* Given task
Repeat the records word for word, excluding any picture.

* Given data

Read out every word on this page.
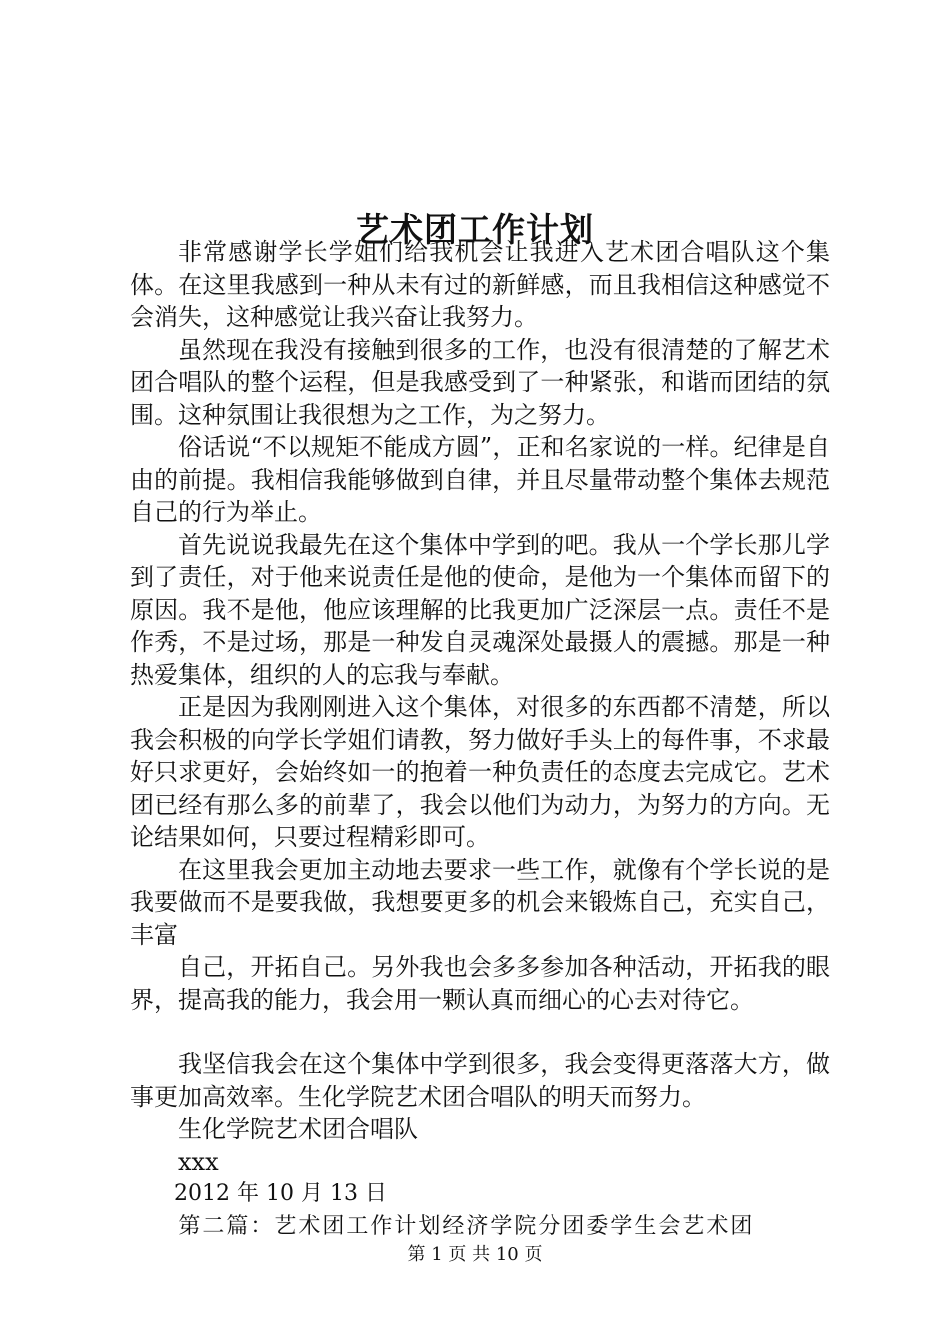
艺术团工作计划

非常感谢学长学姐们给我机会让我进入艺术团合唱队这个集体。在这里我感到一种从未有过的新鲜感，而且我相信这种感觉不会消失，这种感觉让我兴奋让我努力。

虽然现在我没有接触到很多的工作，也没有很清楚的了解艺术团合唱队的整个运程，但是我感受到了一种紧张，和谐而团结的氛围。这种氛围让我很想为之工作，为之努力。

俗话说“不以规矩不能成方圆”，正和名家说的一样。纪律是自由的前提。我相信我能够做到自律，并且尽量带动整个集体去规范自己的行为举止。

首先说说我最先在这个集体中学到的吧。我从一个学长那儿学到了责任，对于他来说责任是他的使命，是他为一个集体而留下的原因。我不是他，他应该理解的比我更加广泛深层一点。责任不是作秀，不是过场，那是一种发自灵魂深处最摄人的震撼。那是一种热爱集体，组织的人的忘我与奉献。

正是因为我刚刚进入这个集体，对很多的东西都不清楚，所以我会积极的向学长学姐们请教，努力做好手头上的每件事，不求最好只求更好，会始终如一的抱着一种负责任的态度去完成它。艺术团已经有那么多的前辈了，我会以他们为动力，为努力的方向。无论结果如何，只要过程精彩即可。

在这里我会更加主动地去要求一些工作，就像有个学长说的是我要做而不是要我做，我想要更多的机会来锻炼自己，充实自己，丰富

自己，开拓自己。另外我也会多多参加各种活动，开拓我的眼界，提高我的能力，我会用一颗认真而细心的心去对待它。

我坚信我会在这个集体中学到很多，我会变得更落落大方，做事更加高效率。生化学院艺术团合唱队的明天而努力。

生化学院艺术团合唱队

xxx

2012 年 10 月 13 日

第二篇：艺术团工作计划经济学院分团委学生会艺术团

第 1 页 共 10 页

* Answer to the problem
Read out every word on this page.
艺术团工作计划

非常感谢学长学姐们给我机会让我进入艺术团合唱队这个集体。在这里我感到一种从未有过的新鲜感，而且我相信这种感觉不会消失，这种感觉让我兴奋让我努力。

虽然现在我没有接触到很多的工作，也没有很清楚的了解艺术团合唱队的整个运程，但是我感受到了一种紧张，和谐而团结的氛围。这种氛围让我很想为之工作，为之努力。

俗话说“不以规矩不能成方圆”，正和名家说的一样。纪律是自由的前提。我相信我能够做到自律，并且尽量带动整个集体去规范自己的行为举止。

首先说说我最先在这个集体中学到的吧。我从一个学长那儿学到了责任，对于他来说责任是他的使命，是他为一个集体而留下的原因。我不是他，他应该理解的比我更加广泛深层一点。责任不是作秀，不是过场，那是一种发自灵魂深处最摄人的震撼。那是一种热爱集体，组织的人的忘我与奉献。

正是因为我刚刚进入这个集体，对很多的东西都不清楚，所以我会积极的向学长学姐们请教，努力做好手头上的每件事，不求最好只求更好，会始终如一的抱着一种负责任的态度去完成它。艺术团已经有那么多的前辈了，我会以他们为动力，为努力的方向。无论结果如何，只要过程精彩即可。

在这里我会更加主动地去要求一些工作，就像有个学长说的是我要做而不是要我做，我想要更多的机会来锻炼自己，充实自己，丰富

自己，开拓自己。另外我也会多多参加各种活动，开拓我的眼界，提高我的能力，我会用一颗认真而细心的心去对待它。

我坚信我会在这个集体中学到很多，我会变得更落落大方，做事更加高效率。生化学院艺术团合唱队的明天而努力。

生化学院艺术团合唱队

xxx

2012 年 10 月 13 日

第二篇：艺术团工作计划经济学院分团委学生会艺术团

第 1 页 共 10 页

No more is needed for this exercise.